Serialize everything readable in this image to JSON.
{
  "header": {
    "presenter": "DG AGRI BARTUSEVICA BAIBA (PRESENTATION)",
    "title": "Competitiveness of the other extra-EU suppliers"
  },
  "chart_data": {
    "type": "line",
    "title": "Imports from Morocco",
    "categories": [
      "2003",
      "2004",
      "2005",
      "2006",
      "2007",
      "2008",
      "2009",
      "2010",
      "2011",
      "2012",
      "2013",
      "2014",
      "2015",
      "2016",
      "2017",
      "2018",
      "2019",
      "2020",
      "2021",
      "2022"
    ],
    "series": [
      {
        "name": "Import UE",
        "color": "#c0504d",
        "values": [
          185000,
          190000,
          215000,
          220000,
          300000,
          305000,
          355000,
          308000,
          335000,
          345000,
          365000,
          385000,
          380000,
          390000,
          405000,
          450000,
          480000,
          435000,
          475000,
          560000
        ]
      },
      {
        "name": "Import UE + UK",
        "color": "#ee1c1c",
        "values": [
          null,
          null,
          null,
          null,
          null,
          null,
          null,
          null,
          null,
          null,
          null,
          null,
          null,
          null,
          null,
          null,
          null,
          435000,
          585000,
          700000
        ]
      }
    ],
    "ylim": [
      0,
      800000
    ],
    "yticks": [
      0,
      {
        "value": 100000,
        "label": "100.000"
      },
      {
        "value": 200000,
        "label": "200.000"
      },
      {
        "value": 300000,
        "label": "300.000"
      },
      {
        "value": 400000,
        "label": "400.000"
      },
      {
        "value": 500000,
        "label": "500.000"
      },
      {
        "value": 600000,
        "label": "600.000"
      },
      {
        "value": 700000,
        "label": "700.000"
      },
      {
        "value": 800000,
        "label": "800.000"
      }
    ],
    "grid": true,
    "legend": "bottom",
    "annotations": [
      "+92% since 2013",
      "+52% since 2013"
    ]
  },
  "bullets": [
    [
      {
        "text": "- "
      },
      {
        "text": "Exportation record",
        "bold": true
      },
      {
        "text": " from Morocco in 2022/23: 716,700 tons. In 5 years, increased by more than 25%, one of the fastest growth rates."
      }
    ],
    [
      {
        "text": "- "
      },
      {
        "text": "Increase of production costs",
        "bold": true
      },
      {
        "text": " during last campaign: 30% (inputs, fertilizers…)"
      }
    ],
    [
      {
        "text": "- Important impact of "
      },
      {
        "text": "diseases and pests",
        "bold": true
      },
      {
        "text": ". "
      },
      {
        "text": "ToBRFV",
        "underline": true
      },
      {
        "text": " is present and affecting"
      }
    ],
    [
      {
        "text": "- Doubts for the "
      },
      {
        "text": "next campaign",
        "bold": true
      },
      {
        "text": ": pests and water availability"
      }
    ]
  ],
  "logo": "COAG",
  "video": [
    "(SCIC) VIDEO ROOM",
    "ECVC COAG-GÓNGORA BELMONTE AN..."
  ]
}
* * *
_What is required_
Going through the lines above one by one, tally those with the word "from" and give only the total.

_Result of this task_
2